**WHAT YOU SHOULD DO**
Say how many lines of the listing below contain "局地雷雨时阵风", giving the number and nothing else.

==================================================

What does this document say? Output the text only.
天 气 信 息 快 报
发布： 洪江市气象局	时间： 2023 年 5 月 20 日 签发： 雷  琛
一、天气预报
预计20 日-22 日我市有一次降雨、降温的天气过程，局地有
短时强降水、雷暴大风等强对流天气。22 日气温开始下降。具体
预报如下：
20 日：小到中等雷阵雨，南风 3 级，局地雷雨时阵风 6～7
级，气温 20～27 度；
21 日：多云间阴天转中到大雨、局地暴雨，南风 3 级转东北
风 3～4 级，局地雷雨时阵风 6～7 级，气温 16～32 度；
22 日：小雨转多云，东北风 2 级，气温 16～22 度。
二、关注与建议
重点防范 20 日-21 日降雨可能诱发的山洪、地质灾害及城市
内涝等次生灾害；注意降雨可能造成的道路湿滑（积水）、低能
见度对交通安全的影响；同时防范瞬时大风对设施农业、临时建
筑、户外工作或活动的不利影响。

==================================================

**EXERCISE ANSWER**
2